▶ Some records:
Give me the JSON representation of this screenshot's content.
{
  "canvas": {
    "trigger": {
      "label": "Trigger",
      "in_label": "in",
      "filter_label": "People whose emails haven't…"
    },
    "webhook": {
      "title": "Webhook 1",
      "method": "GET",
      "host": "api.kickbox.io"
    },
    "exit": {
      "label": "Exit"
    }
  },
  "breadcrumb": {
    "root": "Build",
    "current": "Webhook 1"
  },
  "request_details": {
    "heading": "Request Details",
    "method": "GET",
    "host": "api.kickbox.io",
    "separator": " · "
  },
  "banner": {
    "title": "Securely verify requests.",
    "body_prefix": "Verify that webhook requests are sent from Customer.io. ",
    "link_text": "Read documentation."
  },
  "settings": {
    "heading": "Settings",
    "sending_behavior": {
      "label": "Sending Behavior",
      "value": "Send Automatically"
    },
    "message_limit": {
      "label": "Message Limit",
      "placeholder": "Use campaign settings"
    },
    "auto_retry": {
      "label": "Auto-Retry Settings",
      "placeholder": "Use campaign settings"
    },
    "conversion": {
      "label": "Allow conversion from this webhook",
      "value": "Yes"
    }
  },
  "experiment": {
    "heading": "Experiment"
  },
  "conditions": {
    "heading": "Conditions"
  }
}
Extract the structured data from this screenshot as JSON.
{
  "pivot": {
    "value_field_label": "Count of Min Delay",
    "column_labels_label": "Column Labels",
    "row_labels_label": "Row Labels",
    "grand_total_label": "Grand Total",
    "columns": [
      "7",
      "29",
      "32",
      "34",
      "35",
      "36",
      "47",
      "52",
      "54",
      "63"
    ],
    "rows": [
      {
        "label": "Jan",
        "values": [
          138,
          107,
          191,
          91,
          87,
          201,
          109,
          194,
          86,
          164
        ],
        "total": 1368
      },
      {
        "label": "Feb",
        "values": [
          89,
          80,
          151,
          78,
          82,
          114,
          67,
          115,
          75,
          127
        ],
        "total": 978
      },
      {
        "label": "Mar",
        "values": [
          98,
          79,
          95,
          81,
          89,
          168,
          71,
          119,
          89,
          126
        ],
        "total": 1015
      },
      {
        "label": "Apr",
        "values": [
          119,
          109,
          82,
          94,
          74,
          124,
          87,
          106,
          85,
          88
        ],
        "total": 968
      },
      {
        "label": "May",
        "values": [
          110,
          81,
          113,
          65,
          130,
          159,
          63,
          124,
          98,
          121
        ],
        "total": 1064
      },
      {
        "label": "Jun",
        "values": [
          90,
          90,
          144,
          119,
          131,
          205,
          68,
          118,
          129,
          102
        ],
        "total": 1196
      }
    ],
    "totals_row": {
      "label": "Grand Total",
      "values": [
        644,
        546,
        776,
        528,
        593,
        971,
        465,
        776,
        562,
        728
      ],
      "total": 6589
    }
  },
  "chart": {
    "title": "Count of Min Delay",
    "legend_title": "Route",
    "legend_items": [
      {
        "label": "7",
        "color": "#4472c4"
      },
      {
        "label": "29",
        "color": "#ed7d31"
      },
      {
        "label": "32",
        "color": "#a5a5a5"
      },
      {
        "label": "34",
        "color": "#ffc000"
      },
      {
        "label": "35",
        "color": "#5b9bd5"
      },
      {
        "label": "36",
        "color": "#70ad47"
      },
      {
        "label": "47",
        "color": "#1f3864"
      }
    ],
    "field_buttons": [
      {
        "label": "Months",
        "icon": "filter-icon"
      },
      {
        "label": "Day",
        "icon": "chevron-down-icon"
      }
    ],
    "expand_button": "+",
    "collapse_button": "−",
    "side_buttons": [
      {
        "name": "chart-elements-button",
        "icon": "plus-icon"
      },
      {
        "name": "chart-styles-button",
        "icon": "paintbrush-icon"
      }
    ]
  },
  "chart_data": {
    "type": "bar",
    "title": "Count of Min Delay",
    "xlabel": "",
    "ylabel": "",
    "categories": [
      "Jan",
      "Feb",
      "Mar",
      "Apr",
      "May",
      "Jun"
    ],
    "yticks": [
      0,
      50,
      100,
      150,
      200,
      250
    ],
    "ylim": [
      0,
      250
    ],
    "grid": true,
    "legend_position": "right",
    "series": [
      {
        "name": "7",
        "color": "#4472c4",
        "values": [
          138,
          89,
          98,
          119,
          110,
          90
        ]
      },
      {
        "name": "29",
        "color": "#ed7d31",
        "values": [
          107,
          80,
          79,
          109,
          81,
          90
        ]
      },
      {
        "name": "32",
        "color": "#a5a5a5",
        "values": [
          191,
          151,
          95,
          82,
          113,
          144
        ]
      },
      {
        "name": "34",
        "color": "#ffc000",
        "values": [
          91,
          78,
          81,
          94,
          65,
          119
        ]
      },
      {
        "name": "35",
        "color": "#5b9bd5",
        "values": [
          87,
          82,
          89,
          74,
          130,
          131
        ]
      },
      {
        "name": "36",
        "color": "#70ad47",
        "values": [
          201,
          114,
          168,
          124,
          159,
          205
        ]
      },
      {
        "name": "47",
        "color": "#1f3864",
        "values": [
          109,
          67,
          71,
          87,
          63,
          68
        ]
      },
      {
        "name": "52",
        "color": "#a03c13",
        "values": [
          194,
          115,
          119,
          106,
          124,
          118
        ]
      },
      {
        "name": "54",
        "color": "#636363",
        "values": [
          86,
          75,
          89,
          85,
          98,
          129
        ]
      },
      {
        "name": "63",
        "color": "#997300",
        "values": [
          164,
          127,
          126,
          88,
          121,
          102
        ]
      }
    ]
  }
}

▶ TASK STATEMENT: Check every line of the listing for the string "host" and report how many lines have it, as a number alone.

▶ THE REPLY: 2